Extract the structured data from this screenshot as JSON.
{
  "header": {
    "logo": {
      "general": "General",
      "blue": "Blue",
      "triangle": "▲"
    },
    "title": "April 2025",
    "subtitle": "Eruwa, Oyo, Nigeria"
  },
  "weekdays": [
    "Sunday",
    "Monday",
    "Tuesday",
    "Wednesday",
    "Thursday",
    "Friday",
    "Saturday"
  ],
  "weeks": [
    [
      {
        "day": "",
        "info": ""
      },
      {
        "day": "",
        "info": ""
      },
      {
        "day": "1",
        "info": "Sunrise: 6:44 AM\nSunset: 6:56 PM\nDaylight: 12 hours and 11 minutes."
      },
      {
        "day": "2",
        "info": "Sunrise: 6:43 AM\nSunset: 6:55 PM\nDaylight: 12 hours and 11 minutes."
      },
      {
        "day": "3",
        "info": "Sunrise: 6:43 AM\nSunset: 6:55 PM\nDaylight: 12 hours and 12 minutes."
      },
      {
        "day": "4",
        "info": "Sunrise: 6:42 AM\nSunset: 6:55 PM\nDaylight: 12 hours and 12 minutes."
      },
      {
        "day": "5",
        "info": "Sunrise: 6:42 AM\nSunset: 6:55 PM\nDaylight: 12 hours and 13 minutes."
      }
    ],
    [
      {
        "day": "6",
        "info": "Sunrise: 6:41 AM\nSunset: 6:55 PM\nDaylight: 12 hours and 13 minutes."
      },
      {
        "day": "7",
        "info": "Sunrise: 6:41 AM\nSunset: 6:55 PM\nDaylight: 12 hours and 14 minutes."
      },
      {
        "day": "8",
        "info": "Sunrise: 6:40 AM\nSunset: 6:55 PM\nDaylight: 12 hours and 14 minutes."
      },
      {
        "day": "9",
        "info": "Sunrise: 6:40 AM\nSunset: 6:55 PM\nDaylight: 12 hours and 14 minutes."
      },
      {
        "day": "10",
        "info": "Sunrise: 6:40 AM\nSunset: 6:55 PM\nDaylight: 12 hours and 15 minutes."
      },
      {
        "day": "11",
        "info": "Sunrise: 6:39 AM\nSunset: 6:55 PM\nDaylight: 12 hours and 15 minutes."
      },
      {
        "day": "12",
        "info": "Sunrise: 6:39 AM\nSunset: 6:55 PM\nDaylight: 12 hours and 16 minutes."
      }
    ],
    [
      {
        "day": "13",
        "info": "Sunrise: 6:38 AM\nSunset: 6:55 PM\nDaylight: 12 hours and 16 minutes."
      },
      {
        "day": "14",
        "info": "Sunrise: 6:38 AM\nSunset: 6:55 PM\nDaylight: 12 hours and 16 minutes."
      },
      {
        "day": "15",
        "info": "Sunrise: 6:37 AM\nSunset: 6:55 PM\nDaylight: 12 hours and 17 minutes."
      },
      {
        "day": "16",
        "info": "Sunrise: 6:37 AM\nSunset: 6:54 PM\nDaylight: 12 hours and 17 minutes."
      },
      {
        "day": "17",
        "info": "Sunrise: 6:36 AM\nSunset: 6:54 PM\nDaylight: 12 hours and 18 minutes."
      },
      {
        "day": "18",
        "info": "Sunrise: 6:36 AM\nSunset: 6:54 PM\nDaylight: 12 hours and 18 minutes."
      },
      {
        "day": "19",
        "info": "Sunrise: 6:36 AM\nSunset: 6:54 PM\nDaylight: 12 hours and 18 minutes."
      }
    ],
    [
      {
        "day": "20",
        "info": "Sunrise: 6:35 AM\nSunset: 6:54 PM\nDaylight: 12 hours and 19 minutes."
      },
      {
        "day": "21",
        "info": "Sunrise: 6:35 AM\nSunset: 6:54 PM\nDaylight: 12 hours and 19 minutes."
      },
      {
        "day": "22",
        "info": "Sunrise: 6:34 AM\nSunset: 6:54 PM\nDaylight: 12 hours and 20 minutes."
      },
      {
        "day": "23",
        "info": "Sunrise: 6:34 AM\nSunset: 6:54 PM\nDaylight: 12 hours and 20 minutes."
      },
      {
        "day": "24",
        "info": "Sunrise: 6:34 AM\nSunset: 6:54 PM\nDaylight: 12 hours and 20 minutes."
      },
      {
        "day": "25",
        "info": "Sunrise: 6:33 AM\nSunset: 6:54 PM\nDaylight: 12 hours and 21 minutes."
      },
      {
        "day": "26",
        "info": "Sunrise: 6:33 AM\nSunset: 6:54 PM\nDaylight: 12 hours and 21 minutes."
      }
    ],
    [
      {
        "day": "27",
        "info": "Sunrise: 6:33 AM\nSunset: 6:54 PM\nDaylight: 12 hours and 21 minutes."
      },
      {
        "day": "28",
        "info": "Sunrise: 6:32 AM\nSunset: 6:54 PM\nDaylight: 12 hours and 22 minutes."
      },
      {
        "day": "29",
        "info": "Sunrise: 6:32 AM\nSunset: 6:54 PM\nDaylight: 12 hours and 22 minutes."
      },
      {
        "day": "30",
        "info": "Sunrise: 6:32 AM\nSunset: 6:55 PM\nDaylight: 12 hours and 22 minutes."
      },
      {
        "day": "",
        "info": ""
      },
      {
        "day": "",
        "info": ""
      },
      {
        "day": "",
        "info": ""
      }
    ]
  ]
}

┄┄┄┄┄┄

» What this task involves: Print back all the lines verbatim.

» Result of this exercise:
Extract the structured data from this screenshot as JSON.
{
  "header": {
    "logo": {
      "general": "General",
      "blue": "Blue",
      "triangle": "▲"
    },
    "title": "April 2025",
    "subtitle": "Eruwa, Oyo, Nigeria"
  },
  "weekdays": [
    "Sunday",
    "Monday",
    "Tuesday",
    "Wednesday",
    "Thursday",
    "Friday",
    "Saturday"
  ],
  "weeks": [
    [
      {
        "day": "",
        "info": ""
      },
      {
        "day": "",
        "info": ""
      },
      {
        "day": "1",
        "info": "Sunrise: 6:44 AM\nSunset: 6:56 PM\nDaylight: 12 hours and 11 minutes."
      },
      {
        "day": "2",
        "info": "Sunrise: 6:43 AM\nSunset: 6:55 PM\nDaylight: 12 hours and 11 minutes."
      },
      {
        "day": "3",
        "info": "Sunrise: 6:43 AM\nSunset: 6:55 PM\nDaylight: 12 hours and 12 minutes."
      },
      {
        "day": "4",
        "info": "Sunrise: 6:42 AM\nSunset: 6:55 PM\nDaylight: 12 hours and 12 minutes."
      },
      {
        "day": "5",
        "info": "Sunrise: 6:42 AM\nSunset: 6:55 PM\nDaylight: 12 hours and 13 minutes."
      }
    ],
    [
      {
        "day": "6",
        "info": "Sunrise: 6:41 AM\nSunset: 6:55 PM\nDaylight: 12 hours and 13 minutes."
      },
      {
        "day": "7",
        "info": "Sunrise: 6:41 AM\nSunset: 6:55 PM\nDaylight: 12 hours and 14 minutes."
      },
      {
        "day": "8",
        "info": "Sunrise: 6:40 AM\nSunset: 6:55 PM\nDaylight: 12 hours and 14 minutes."
      },
      {
        "day": "9",
        "info": "Sunrise: 6:40 AM\nSunset: 6:55 PM\nDaylight: 12 hours and 14 minutes."
      },
      {
        "day": "10",
        "info": "Sunrise: 6:40 AM\nSunset: 6:55 PM\nDaylight: 12 hours and 15 minutes."
      },
      {
        "day": "11",
        "info": "Sunrise: 6:39 AM\nSunset: 6:55 PM\nDaylight: 12 hours and 15 minutes."
      },
      {
        "day": "12",
        "info": "Sunrise: 6:39 AM\nSunset: 6:55 PM\nDaylight: 12 hours and 16 minutes."
      }
    ],
    [
      {
        "day": "13",
        "info": "Sunrise: 6:38 AM\nSunset: 6:55 PM\nDaylight: 12 hours and 16 minutes."
      },
      {
        "day": "14",
        "info": "Sunrise: 6:38 AM\nSunset: 6:55 PM\nDaylight: 12 hours and 16 minutes."
      },
      {
        "day": "15",
        "info": "Sunrise: 6:37 AM\nSunset: 6:55 PM\nDaylight: 12 hours and 17 minutes."
      },
      {
        "day": "16",
        "info": "Sunrise: 6:37 AM\nSunset: 6:54 PM\nDaylight: 12 hours and 17 minutes."
      },
      {
        "day": "17",
        "info": "Sunrise: 6:36 AM\nSunset: 6:54 PM\nDaylight: 12 hours and 18 minutes."
      },
      {
        "day": "18",
        "info": "Sunrise: 6:36 AM\nSunset: 6:54 PM\nDaylight: 12 hours and 18 minutes."
      },
      {
        "day": "19",
        "info": "Sunrise: 6:36 AM\nSunset: 6:54 PM\nDaylight: 12 hours and 18 minutes."
      }
    ],
    [
      {
        "day": "20",
        "info": "Sunrise: 6:35 AM\nSunset: 6:54 PM\nDaylight: 12 hours and 19 minutes."
      },
      {
        "day": "21",
        "info": "Sunrise: 6:35 AM\nSunset: 6:54 PM\nDaylight: 12 hours and 19 minutes."
      },
      {
        "day": "22",
        "info": "Sunrise: 6:34 AM\nSunset: 6:54 PM\nDaylight: 12 hours and 20 minutes."
      },
      {
        "day": "23",
        "info": "Sunrise: 6:34 AM\nSunset: 6:54 PM\nDaylight: 12 hours and 20 minutes."
      },
      {
        "day": "24",
        "info": "Sunrise: 6:34 AM\nSunset: 6:54 PM\nDaylight: 12 hours and 20 minutes."
      },
      {
        "day": "25",
        "info": "Sunrise: 6:33 AM\nSunset: 6:54 PM\nDaylight: 12 hours and 21 minutes."
      },
      {
        "day": "26",
        "info": "Sunrise: 6:33 AM\nSunset: 6:54 PM\nDaylight: 12 hours and 21 minutes."
      }
    ],
    [
      {
        "day": "27",
        "info": "Sunrise: 6:33 AM\nSunset: 6:54 PM\nDaylight: 12 hours and 21 minutes."
      },
      {
        "day": "28",
        "info": "Sunrise: 6:32 AM\nSunset: 6:54 PM\nDaylight: 12 hours and 22 minutes."
      },
      {
        "day": "29",
        "info": "Sunrise: 6:32 AM\nSunset: 6:54 PM\nDaylight: 12 hours and 22 minutes."
      },
      {
        "day": "30",
        "info": "Sunrise: 6:32 AM\nSunset: 6:55 PM\nDaylight: 12 hours and 22 minutes."
      },
      {
        "day": "",
        "info": ""
      },
      {
        "day": "",
        "info": ""
      },
      {
        "day": "",
        "info": ""
      }
    ]
  ]
}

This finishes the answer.